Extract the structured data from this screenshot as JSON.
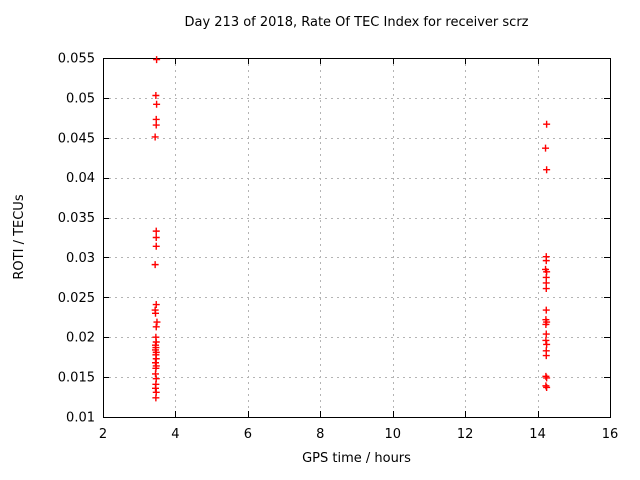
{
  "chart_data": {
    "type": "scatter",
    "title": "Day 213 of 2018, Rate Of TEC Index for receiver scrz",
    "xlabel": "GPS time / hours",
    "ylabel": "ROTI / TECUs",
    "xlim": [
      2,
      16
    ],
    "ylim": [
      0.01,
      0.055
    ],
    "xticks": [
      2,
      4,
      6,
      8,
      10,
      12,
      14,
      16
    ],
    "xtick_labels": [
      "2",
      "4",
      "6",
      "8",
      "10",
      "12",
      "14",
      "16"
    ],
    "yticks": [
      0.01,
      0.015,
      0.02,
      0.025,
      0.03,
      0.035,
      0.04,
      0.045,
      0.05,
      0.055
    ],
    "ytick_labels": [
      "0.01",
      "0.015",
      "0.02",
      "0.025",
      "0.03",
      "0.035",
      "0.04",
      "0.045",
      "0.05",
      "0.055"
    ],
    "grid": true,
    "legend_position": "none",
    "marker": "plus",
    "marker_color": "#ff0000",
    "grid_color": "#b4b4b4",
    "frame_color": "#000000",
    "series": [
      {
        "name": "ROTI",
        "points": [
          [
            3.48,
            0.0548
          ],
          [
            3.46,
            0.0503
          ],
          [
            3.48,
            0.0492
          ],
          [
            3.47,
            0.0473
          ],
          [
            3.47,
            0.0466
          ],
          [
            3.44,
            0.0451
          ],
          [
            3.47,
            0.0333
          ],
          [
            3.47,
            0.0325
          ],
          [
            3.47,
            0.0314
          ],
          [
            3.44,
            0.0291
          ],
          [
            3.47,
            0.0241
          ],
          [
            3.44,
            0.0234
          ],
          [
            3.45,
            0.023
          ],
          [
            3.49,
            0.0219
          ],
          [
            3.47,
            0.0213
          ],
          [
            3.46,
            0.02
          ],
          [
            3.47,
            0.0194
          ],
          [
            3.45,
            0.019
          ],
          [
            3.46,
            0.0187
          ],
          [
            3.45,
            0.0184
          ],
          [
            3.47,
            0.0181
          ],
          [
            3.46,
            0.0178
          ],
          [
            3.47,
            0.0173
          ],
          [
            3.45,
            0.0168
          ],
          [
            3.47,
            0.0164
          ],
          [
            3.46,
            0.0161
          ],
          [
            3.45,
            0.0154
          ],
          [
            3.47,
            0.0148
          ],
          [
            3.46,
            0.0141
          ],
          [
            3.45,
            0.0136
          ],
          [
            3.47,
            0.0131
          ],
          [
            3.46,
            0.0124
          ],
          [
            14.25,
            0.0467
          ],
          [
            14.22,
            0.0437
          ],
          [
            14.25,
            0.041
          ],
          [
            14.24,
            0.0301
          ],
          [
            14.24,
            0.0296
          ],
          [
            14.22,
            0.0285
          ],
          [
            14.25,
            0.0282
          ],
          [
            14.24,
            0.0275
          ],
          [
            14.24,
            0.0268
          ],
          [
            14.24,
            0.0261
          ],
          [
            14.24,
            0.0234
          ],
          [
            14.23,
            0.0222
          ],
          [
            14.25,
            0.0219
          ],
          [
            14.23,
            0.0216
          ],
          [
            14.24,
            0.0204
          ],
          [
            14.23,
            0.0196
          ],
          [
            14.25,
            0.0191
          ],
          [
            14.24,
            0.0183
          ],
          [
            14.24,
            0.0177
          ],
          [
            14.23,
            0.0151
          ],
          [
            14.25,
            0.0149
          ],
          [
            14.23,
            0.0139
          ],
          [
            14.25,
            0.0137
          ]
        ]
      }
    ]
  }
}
- - - - -
**What the task requires:**
Except for the pictures, give all the material above again verbatim.

**Reply:**
Extract the structured data from this screenshot as JSON.
{
  "chart_data": {
    "type": "scatter",
    "title": "Day 213 of 2018, Rate Of TEC Index for receiver scrz",
    "xlabel": "GPS time / hours",
    "ylabel": "ROTI / TECUs",
    "xlim": [
      2,
      16
    ],
    "ylim": [
      0.01,
      0.055
    ],
    "xticks": [
      2,
      4,
      6,
      8,
      10,
      12,
      14,
      16
    ],
    "xtick_labels": [
      "2",
      "4",
      "6",
      "8",
      "10",
      "12",
      "14",
      "16"
    ],
    "yticks": [
      0.01,
      0.015,
      0.02,
      0.025,
      0.03,
      0.035,
      0.04,
      0.045,
      0.05,
      0.055
    ],
    "ytick_labels": [
      "0.01",
      "0.015",
      "0.02",
      "0.025",
      "0.03",
      "0.035",
      "0.04",
      "0.045",
      "0.05",
      "0.055"
    ],
    "grid": true,
    "legend_position": "none",
    "marker": "plus",
    "marker_color": "#ff0000",
    "grid_color": "#b4b4b4",
    "frame_color": "#000000",
    "series": [
      {
        "name": "ROTI",
        "points": [
          [
            3.48,
            0.0548
          ],
          [
            3.46,
            0.0503
          ],
          [
            3.48,
            0.0492
          ],
          [
            3.47,
            0.0473
          ],
          [
            3.47,
            0.0466
          ],
          [
            3.44,
            0.0451
          ],
          [
            3.47,
            0.0333
          ],
          [
            3.47,
            0.0325
          ],
          [
            3.47,
            0.0314
          ],
          [
            3.44,
            0.0291
          ],
          [
            3.47,
            0.0241
          ],
          [
            3.44,
            0.0234
          ],
          [
            3.45,
            0.023
          ],
          [
            3.49,
            0.0219
          ],
          [
            3.47,
            0.0213
          ],
          [
            3.46,
            0.02
          ],
          [
            3.47,
            0.0194
          ],
          [
            3.45,
            0.019
          ],
          [
            3.46,
            0.0187
          ],
          [
            3.45,
            0.0184
          ],
          [
            3.47,
            0.0181
          ],
          [
            3.46,
            0.0178
          ],
          [
            3.47,
            0.0173
          ],
          [
            3.45,
            0.0168
          ],
          [
            3.47,
            0.0164
          ],
          [
            3.46,
            0.0161
          ],
          [
            3.45,
            0.0154
          ],
          [
            3.47,
            0.0148
          ],
          [
            3.46,
            0.0141
          ],
          [
            3.45,
            0.0136
          ],
          [
            3.47,
            0.0131
          ],
          [
            3.46,
            0.0124
          ],
          [
            14.25,
            0.0467
          ],
          [
            14.22,
            0.0437
          ],
          [
            14.25,
            0.041
          ],
          [
            14.24,
            0.0301
          ],
          [
            14.24,
            0.0296
          ],
          [
            14.22,
            0.0285
          ],
          [
            14.25,
            0.0282
          ],
          [
            14.24,
            0.0275
          ],
          [
            14.24,
            0.0268
          ],
          [
            14.24,
            0.0261
          ],
          [
            14.24,
            0.0234
          ],
          [
            14.23,
            0.0222
          ],
          [
            14.25,
            0.0219
          ],
          [
            14.23,
            0.0216
          ],
          [
            14.24,
            0.0204
          ],
          [
            14.23,
            0.0196
          ],
          [
            14.25,
            0.0191
          ],
          [
            14.24,
            0.0183
          ],
          [
            14.24,
            0.0177
          ],
          [
            14.23,
            0.0151
          ],
          [
            14.25,
            0.0149
          ],
          [
            14.23,
            0.0139
          ],
          [
            14.25,
            0.0137
          ]
        ]
      }
    ]
  }
}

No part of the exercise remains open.